What you will do. Find every line in the records below that holds the word "into", and copy it out.
- - -
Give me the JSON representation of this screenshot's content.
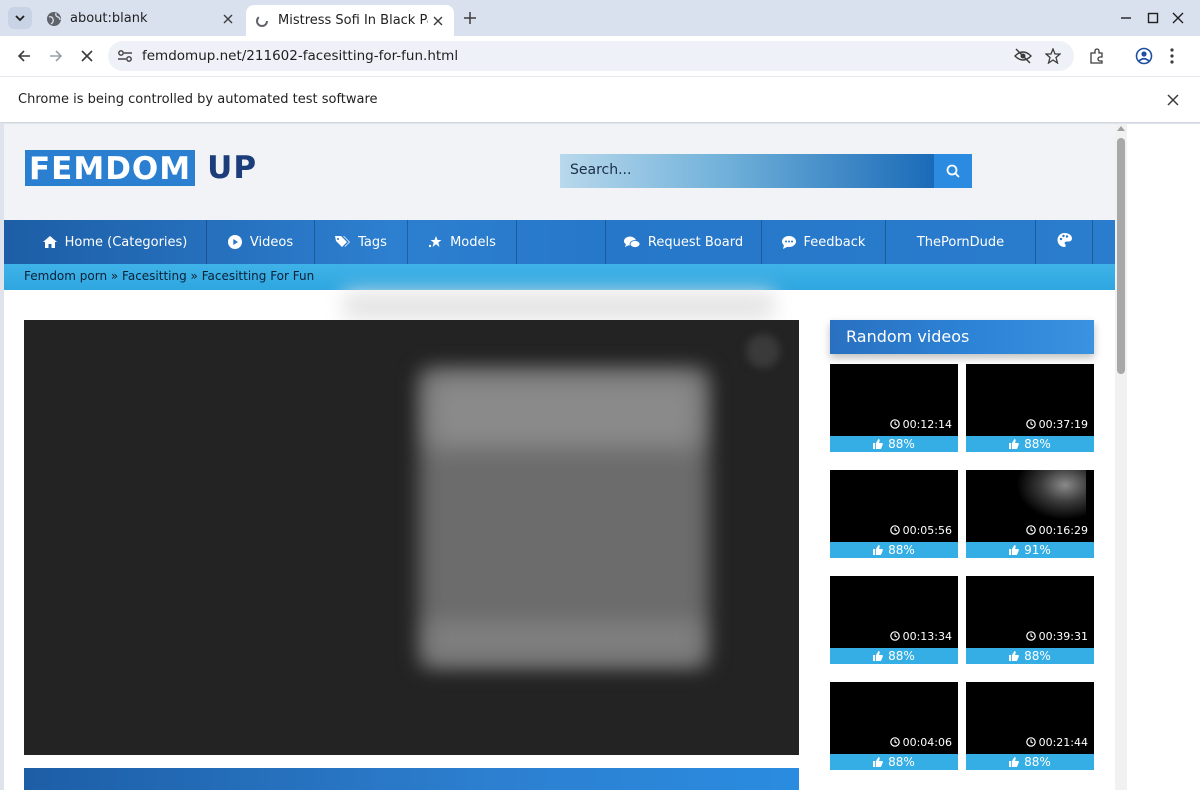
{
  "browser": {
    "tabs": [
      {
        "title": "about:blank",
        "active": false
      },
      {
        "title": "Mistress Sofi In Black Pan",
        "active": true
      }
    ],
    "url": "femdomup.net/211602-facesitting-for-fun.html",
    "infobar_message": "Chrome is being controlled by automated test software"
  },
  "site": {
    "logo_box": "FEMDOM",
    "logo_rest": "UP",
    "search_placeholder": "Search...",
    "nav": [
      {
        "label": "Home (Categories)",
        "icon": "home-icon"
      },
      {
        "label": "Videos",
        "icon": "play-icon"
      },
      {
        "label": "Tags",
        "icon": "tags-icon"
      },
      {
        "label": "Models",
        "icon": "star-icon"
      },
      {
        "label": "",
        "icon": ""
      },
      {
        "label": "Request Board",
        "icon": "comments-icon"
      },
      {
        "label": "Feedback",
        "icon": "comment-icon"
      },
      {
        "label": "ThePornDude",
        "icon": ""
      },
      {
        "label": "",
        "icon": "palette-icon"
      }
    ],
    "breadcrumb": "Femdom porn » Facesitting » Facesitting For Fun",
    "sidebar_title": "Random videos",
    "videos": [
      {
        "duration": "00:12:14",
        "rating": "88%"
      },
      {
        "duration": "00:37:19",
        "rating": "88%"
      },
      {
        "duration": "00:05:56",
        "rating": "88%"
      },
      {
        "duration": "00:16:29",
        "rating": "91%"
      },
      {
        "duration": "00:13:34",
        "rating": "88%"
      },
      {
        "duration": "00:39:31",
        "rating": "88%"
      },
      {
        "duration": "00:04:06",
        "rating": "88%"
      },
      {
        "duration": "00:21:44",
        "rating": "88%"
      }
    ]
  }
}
- - -
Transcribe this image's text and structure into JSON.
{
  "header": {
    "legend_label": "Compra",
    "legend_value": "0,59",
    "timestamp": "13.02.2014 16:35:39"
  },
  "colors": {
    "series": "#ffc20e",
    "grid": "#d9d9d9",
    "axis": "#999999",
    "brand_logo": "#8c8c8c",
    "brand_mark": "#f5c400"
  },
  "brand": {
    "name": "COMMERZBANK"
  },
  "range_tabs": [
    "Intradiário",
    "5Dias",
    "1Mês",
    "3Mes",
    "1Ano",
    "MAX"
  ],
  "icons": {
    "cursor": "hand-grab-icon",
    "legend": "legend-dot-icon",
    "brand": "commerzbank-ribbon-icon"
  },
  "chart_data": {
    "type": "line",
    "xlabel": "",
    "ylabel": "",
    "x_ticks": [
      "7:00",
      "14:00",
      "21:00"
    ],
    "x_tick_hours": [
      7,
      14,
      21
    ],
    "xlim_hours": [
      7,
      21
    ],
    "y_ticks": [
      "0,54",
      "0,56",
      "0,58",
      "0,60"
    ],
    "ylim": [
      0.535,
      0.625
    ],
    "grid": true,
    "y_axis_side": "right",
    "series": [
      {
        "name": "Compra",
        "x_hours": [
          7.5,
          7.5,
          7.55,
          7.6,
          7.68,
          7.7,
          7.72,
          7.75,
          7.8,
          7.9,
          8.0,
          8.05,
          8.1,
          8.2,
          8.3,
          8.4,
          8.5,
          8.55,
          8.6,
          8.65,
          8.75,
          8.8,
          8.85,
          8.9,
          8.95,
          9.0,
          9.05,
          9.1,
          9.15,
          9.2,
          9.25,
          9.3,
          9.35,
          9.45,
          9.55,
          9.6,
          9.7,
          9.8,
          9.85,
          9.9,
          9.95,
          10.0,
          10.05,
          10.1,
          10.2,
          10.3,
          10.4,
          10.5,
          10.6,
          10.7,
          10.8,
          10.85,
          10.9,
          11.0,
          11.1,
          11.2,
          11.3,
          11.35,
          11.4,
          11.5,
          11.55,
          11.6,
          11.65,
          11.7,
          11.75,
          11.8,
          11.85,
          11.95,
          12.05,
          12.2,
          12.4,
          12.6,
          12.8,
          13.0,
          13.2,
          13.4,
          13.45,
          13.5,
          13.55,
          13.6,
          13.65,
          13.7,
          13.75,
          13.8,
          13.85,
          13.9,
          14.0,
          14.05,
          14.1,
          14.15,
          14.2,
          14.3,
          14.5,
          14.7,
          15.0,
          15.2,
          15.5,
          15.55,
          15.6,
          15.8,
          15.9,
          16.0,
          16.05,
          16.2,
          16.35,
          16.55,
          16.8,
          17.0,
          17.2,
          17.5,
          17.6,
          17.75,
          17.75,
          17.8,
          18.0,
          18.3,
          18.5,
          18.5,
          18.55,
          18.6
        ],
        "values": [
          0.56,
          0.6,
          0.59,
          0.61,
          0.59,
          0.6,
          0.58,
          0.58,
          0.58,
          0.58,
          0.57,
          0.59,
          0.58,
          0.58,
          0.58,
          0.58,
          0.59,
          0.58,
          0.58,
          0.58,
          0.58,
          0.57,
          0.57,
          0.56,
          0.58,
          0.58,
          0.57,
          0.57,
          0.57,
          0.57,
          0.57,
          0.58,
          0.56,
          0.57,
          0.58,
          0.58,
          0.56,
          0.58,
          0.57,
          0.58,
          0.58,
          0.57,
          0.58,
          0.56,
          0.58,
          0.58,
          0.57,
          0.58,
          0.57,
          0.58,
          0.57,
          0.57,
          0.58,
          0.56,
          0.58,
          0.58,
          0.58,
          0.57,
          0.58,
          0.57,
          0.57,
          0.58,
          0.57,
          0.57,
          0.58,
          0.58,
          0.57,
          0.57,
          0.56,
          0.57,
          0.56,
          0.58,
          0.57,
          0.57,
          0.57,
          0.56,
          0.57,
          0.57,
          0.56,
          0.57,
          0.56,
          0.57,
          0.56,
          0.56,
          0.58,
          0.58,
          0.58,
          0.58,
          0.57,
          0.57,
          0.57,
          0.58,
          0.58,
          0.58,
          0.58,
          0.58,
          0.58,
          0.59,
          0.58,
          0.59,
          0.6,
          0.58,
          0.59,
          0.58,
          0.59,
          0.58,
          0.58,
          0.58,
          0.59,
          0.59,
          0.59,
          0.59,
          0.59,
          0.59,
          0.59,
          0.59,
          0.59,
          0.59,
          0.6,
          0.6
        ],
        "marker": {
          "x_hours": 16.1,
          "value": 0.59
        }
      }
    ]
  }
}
- - -
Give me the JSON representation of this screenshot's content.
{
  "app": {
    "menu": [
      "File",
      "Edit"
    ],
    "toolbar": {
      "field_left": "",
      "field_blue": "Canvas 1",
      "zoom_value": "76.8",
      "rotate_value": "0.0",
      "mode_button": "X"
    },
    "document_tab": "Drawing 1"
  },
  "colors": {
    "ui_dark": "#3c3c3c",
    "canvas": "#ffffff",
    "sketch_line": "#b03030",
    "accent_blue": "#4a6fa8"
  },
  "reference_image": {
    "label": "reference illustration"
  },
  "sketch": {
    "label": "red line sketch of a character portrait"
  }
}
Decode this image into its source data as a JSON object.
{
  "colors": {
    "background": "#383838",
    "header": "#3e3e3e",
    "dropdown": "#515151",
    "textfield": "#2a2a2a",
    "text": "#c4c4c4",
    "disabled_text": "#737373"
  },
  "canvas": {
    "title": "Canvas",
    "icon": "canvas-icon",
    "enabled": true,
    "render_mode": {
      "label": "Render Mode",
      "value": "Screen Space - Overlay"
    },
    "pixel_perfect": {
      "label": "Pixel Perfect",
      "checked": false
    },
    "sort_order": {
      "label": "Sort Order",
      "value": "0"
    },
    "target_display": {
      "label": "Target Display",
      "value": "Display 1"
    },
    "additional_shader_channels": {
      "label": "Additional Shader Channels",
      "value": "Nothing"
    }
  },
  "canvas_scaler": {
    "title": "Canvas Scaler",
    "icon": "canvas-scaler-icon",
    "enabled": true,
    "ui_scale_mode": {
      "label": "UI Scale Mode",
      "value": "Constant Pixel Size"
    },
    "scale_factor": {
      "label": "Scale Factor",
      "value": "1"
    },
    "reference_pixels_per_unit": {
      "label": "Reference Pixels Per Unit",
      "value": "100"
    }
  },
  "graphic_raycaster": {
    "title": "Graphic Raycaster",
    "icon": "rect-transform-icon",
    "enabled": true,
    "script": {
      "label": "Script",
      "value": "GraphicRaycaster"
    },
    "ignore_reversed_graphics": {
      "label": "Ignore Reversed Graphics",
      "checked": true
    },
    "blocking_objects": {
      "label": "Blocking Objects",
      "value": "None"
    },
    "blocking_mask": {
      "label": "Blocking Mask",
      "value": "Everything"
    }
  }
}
- - -
Result.
Transcribe this image's text and structure into JSON.
Decode this image into its source data as a JSON object.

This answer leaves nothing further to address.